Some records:

• • • • •

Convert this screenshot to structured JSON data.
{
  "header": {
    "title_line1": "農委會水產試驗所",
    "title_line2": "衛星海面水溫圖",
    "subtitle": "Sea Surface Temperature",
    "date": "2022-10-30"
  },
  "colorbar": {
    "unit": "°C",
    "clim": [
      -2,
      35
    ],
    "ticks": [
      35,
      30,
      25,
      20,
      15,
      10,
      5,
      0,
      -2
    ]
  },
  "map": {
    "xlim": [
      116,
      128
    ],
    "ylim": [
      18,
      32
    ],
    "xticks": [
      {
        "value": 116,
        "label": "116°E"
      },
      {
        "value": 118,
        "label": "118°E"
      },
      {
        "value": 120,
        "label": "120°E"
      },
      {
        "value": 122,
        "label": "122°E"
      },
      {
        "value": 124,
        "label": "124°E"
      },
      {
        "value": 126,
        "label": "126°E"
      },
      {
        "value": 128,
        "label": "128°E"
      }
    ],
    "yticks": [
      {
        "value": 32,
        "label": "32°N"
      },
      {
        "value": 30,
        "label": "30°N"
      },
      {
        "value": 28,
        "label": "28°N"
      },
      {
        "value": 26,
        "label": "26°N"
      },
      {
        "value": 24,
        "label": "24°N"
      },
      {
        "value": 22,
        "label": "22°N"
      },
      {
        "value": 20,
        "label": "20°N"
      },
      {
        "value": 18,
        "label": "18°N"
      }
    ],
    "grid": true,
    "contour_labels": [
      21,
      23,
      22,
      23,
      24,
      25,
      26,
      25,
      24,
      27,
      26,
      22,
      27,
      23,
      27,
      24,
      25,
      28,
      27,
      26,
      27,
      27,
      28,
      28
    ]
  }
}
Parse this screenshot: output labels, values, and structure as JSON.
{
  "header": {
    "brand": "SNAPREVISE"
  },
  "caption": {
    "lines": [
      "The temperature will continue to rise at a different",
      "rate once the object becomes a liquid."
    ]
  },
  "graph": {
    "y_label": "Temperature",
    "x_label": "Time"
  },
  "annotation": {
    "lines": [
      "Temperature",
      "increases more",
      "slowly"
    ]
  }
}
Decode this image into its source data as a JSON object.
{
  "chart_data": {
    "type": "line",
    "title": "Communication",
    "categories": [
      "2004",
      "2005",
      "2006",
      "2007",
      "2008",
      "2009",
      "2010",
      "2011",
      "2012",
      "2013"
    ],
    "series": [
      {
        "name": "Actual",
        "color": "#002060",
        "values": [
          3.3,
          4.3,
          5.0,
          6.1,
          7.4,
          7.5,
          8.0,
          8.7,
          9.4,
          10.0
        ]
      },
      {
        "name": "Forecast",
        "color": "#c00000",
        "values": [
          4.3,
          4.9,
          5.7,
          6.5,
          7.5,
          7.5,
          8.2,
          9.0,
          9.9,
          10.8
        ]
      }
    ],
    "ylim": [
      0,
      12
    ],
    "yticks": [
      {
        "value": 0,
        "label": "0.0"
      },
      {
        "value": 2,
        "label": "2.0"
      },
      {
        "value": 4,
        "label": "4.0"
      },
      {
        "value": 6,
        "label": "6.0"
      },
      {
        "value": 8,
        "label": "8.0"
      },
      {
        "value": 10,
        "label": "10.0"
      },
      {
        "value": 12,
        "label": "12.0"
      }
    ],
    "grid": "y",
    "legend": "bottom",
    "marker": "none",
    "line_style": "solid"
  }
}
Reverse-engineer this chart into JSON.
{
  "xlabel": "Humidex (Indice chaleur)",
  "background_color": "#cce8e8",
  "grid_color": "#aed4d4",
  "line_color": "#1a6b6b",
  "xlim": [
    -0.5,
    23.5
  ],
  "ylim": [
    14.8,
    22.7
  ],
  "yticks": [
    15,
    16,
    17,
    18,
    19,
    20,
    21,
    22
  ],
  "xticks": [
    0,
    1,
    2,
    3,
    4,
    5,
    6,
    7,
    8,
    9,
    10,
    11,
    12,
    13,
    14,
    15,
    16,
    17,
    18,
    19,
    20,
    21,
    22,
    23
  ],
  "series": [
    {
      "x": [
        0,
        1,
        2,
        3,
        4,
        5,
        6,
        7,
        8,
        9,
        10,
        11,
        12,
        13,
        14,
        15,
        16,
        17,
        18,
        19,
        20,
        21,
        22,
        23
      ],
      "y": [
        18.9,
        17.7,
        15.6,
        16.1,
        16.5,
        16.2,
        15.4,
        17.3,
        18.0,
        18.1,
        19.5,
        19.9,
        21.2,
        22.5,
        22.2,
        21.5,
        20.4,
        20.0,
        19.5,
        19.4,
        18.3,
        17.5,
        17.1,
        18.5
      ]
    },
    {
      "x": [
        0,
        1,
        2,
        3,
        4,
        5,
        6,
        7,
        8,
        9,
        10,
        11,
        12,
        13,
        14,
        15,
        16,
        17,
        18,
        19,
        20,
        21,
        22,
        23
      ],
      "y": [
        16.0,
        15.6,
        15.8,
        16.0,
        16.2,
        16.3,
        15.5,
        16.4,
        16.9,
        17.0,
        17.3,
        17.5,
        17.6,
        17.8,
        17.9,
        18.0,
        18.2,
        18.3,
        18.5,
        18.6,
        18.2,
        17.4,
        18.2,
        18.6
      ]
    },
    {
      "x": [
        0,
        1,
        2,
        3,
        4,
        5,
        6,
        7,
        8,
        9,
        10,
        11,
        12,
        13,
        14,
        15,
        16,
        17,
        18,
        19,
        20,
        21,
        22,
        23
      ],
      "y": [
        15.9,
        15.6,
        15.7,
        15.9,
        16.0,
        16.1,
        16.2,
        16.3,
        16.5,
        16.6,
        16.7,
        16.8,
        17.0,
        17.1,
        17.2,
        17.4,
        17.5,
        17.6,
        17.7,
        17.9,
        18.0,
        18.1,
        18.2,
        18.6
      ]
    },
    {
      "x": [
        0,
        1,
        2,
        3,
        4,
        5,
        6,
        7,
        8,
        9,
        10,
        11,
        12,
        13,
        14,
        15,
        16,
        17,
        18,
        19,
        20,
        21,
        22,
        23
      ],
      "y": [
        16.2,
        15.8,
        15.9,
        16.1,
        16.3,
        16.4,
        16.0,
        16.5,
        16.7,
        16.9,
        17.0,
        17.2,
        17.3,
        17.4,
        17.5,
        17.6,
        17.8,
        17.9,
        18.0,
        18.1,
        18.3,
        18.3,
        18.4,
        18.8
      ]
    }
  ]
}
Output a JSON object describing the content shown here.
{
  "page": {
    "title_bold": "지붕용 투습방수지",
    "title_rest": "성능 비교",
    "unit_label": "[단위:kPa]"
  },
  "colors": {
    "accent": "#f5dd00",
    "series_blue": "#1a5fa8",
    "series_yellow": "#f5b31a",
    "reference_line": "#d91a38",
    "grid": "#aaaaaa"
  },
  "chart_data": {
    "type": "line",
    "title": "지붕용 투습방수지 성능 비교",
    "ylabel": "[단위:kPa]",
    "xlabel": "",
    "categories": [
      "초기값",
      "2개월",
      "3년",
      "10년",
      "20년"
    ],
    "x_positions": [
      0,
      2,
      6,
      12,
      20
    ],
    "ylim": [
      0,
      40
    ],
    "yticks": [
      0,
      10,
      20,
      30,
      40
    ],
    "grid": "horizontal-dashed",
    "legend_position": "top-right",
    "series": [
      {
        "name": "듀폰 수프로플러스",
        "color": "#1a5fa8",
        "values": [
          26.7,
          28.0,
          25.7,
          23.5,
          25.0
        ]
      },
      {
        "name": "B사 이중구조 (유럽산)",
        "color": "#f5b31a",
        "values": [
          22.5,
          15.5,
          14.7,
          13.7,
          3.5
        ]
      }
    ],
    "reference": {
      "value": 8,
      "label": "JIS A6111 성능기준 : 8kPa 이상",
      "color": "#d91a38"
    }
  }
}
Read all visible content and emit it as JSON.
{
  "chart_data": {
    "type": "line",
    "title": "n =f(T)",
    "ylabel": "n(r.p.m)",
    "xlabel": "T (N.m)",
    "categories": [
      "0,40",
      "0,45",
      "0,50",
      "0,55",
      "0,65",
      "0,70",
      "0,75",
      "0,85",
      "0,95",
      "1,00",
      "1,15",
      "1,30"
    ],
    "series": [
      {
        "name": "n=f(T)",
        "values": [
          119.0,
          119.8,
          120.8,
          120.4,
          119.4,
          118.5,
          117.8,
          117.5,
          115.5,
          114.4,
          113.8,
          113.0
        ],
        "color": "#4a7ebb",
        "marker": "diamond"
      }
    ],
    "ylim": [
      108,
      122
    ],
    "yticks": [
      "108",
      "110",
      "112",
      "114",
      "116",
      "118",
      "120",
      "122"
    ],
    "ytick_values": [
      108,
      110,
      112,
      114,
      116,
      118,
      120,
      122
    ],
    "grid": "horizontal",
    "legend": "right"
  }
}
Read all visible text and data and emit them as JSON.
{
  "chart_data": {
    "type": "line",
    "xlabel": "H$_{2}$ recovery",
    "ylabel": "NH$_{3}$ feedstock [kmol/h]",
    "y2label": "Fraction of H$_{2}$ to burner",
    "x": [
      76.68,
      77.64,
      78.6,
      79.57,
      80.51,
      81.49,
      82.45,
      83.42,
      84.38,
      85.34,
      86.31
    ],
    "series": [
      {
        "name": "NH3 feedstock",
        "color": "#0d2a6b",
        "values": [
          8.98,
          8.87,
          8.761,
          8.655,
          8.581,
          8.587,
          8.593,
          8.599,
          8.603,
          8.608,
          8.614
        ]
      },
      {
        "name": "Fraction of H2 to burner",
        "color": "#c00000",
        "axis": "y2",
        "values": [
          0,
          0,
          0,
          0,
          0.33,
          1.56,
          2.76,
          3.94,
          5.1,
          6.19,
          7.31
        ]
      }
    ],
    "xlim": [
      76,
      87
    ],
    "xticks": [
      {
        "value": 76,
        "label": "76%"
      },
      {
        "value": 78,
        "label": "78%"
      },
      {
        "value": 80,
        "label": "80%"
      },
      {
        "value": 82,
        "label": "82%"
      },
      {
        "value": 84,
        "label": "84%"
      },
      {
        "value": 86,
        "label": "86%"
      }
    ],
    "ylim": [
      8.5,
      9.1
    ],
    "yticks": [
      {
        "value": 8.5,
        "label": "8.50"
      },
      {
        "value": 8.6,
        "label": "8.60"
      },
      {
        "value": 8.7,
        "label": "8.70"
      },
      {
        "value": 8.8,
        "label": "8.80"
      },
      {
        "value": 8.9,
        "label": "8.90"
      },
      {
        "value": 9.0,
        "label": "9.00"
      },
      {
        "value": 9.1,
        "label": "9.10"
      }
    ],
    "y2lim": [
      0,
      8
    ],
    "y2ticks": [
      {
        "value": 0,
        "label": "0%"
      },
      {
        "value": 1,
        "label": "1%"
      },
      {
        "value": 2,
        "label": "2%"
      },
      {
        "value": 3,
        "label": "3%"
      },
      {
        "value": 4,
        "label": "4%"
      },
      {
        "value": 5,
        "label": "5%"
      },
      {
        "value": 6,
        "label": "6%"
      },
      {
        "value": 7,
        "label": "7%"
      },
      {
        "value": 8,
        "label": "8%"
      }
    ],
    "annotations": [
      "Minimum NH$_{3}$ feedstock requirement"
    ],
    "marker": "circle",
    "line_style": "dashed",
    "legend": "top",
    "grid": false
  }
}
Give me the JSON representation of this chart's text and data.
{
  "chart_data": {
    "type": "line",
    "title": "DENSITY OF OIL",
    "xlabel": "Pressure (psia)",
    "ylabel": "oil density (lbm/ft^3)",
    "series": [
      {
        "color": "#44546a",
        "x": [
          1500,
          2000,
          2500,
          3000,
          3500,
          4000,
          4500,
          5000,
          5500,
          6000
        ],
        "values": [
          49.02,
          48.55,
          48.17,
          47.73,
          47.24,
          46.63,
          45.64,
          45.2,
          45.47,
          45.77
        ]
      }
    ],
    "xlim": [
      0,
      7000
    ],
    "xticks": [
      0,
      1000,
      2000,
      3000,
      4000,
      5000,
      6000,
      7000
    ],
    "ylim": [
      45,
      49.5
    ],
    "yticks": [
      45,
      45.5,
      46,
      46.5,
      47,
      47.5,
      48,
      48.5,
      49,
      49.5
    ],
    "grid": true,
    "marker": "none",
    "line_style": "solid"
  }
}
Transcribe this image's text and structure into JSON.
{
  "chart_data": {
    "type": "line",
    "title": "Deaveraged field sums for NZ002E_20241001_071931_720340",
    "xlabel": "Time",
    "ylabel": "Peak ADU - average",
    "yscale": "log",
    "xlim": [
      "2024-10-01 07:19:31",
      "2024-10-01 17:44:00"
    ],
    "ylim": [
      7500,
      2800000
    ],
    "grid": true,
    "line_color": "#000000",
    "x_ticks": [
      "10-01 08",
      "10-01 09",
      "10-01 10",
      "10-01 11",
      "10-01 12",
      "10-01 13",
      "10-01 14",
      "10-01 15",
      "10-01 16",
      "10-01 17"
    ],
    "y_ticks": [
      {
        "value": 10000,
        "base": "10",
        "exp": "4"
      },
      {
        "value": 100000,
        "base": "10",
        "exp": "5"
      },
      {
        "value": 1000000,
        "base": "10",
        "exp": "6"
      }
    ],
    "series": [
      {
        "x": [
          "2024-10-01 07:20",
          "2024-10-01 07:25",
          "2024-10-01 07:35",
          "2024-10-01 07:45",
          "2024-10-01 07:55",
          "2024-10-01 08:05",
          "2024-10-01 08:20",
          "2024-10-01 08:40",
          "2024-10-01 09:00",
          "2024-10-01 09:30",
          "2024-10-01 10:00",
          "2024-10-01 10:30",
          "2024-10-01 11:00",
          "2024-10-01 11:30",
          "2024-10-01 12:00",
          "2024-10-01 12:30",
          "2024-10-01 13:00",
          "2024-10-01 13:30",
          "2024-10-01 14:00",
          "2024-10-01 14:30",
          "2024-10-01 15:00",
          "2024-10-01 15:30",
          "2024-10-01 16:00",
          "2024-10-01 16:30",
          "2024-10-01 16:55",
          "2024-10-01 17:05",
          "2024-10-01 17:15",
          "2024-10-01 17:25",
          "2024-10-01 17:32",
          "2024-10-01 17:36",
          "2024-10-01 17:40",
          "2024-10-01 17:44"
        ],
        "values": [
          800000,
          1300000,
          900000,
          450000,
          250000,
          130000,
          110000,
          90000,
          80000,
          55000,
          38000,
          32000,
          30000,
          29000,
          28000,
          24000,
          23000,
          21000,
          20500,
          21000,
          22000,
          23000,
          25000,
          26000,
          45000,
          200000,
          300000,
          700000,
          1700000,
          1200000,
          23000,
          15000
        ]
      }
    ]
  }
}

• • • • •

= Task requirements =
Report the number of lines in the listing that include the string "screenshot"; give nothing but the number.

= Task answer =
2